= WHAT YOU ARE ASKED TO DO =
Set every record down verbatim and omit the pictures.

= DATASET EXCERPTS =
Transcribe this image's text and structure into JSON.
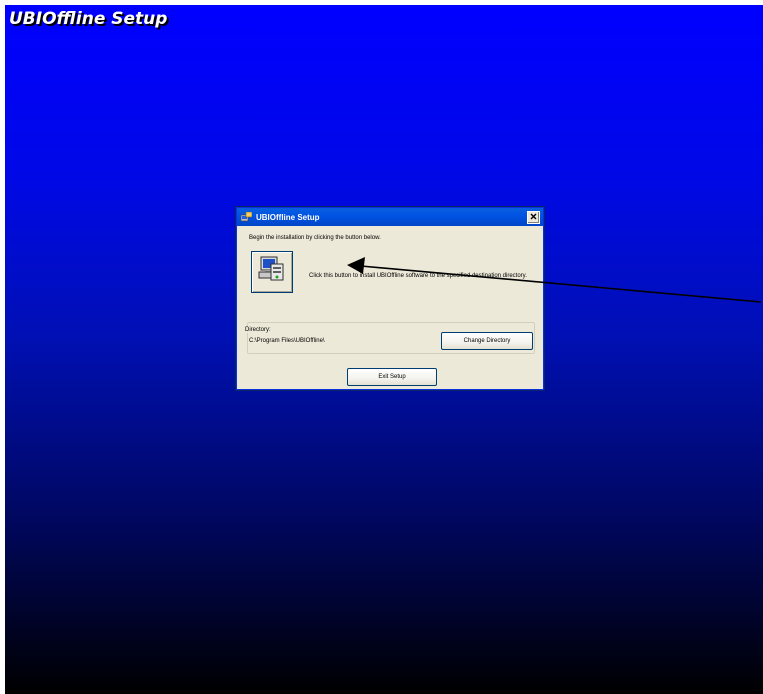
{
  "banner": {
    "title": "UBIOffline Setup"
  },
  "dialog": {
    "title": "UBIOffline Setup",
    "instruction": "Begin the installation by clicking the button below.",
    "install_description": "Click this button to install UBIOffline software to the specified destination directory.",
    "directory_label": "Directory:",
    "directory_path": "C:\\Program Files\\UBIOffline\\",
    "change_directory_label": "Change Directory",
    "exit_setup_label": "Exit Setup"
  },
  "icons": {
    "title": "setup-icon",
    "close": "close-icon",
    "install": "computer-install-icon",
    "pointer": "arrow-pointer"
  },
  "colors": {
    "background_top": "#0000ff",
    "background_bottom": "#000000",
    "titlebar": "#0054e3",
    "dialog_face": "#ece9d8"
  }
}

= SOLUTION FOR THIS EXERCISE =
Transcribe this image's text and structure into JSON.
{
  "banner": {
    "title": "UBIOffline Setup"
  },
  "dialog": {
    "title": "UBIOffline Setup",
    "instruction": "Begin the installation by clicking the button below.",
    "install_description": "Click this button to install UBIOffline software to the specified destination directory.",
    "directory_label": "Directory:",
    "directory_path": "C:\\Program Files\\UBIOffline\\",
    "change_directory_label": "Change Directory",
    "exit_setup_label": "Exit Setup"
  },
  "icons": {
    "title": "setup-icon",
    "close": "close-icon",
    "install": "computer-install-icon",
    "pointer": "arrow-pointer"
  },
  "colors": {
    "background_top": "#0000ff",
    "background_bottom": "#000000",
    "titlebar": "#0054e3",
    "dialog_face": "#ece9d8"
  }
}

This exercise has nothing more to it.